◆ What the exercise asks: Each line of the material below that holds the word "option" needs to be copied.

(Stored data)

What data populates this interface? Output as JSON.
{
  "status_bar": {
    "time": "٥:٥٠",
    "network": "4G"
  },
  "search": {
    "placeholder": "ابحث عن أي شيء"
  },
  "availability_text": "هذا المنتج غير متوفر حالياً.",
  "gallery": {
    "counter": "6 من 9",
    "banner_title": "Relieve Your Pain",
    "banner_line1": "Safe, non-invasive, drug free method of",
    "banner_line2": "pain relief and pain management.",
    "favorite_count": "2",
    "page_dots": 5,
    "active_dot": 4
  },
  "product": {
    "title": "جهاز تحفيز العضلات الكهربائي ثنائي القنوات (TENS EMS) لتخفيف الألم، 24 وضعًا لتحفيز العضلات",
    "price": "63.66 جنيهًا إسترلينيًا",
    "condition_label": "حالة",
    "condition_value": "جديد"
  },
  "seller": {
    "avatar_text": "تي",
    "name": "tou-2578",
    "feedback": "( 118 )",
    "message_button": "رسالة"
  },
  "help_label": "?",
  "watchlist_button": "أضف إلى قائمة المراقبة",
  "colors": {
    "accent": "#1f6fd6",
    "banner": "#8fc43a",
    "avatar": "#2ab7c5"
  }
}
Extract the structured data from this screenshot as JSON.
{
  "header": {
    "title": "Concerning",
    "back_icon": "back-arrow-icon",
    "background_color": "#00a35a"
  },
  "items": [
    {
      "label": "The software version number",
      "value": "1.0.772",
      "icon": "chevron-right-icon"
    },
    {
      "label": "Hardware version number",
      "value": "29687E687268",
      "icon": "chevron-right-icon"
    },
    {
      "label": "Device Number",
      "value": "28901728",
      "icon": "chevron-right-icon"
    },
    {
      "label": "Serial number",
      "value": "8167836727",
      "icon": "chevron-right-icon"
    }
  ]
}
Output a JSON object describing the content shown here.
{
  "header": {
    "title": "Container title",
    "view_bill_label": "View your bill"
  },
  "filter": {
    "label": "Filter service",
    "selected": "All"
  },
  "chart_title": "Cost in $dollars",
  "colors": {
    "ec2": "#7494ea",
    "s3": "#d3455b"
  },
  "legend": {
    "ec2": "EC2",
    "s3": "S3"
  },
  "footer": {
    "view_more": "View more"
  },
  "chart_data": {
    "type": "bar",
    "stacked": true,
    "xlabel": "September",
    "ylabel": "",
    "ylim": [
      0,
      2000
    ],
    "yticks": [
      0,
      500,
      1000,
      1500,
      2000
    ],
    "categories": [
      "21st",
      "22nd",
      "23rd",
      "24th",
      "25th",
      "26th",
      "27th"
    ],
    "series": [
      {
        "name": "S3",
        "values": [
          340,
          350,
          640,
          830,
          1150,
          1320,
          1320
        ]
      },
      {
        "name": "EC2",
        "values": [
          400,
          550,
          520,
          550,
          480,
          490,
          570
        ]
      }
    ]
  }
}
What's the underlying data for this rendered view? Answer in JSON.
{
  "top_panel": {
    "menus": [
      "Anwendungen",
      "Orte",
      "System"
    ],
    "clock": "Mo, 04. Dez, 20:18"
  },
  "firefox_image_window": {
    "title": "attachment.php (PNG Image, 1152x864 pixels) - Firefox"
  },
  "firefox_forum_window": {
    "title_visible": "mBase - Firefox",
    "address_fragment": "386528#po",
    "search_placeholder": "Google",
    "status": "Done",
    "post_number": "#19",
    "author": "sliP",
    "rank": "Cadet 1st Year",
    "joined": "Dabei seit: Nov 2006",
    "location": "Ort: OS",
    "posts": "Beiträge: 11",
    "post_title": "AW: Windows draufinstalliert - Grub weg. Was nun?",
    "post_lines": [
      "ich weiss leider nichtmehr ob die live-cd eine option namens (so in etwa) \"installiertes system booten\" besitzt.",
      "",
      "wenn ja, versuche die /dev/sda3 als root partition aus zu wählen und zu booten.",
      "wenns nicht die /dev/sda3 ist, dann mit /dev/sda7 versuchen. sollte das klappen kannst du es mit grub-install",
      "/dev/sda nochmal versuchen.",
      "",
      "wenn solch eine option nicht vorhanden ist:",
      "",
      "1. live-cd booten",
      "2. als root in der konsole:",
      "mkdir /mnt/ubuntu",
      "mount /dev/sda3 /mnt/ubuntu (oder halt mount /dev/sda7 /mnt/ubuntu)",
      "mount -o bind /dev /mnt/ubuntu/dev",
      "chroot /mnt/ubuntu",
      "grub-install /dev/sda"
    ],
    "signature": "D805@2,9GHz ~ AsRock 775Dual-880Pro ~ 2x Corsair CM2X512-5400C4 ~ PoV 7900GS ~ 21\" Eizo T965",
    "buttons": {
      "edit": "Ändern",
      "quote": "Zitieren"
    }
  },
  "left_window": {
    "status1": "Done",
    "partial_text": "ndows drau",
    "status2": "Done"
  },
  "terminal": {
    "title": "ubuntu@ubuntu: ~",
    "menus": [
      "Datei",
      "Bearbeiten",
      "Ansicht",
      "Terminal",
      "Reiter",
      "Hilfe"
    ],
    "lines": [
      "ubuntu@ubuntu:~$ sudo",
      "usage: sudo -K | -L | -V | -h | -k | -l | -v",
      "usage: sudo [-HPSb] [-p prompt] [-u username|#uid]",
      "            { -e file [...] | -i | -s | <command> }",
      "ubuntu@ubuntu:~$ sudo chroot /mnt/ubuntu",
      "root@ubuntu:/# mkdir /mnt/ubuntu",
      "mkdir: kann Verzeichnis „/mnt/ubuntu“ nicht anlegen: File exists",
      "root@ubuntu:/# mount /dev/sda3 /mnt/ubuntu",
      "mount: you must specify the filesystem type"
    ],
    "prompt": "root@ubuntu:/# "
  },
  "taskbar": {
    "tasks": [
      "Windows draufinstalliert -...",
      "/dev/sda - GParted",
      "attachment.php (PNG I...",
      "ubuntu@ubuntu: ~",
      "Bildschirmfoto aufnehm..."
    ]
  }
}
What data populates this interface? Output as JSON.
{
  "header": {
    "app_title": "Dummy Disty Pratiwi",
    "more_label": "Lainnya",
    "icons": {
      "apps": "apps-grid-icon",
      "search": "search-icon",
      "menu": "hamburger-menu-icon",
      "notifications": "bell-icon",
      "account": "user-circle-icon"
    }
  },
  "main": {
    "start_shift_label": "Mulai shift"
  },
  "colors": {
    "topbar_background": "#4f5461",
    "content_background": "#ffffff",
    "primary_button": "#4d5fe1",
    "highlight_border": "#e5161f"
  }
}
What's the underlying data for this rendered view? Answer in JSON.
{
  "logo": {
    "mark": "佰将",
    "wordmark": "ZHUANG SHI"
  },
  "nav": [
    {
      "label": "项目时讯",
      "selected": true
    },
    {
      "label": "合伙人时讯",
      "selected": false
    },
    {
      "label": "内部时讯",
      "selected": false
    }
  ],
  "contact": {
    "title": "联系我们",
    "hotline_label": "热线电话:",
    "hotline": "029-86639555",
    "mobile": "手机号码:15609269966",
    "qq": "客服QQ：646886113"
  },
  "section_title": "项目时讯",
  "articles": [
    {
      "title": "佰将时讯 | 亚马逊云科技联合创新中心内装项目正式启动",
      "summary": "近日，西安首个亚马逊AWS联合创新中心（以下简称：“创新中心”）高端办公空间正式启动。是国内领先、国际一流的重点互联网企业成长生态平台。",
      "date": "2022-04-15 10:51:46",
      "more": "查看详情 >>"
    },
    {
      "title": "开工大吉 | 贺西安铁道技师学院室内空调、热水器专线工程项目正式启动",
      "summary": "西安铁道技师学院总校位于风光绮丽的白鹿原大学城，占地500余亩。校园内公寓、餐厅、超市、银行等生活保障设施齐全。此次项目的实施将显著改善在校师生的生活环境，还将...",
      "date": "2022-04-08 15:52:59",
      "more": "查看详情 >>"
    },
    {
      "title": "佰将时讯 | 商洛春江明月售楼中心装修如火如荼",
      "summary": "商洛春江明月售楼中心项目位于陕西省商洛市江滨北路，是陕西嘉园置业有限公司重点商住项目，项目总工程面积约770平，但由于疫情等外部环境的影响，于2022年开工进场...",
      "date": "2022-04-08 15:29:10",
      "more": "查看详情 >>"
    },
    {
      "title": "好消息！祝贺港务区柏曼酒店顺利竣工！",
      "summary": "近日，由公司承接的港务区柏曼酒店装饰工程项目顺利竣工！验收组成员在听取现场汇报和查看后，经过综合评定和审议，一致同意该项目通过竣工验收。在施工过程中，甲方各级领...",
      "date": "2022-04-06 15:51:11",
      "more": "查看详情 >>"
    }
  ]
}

◆ Exercise output:
      "ich weiss leider nichtmehr ob die live-cd eine option namens (so in etwa) \"installiertes system booten\" besitzt.",
      "wenn solch eine option nicht vorhanden ist:",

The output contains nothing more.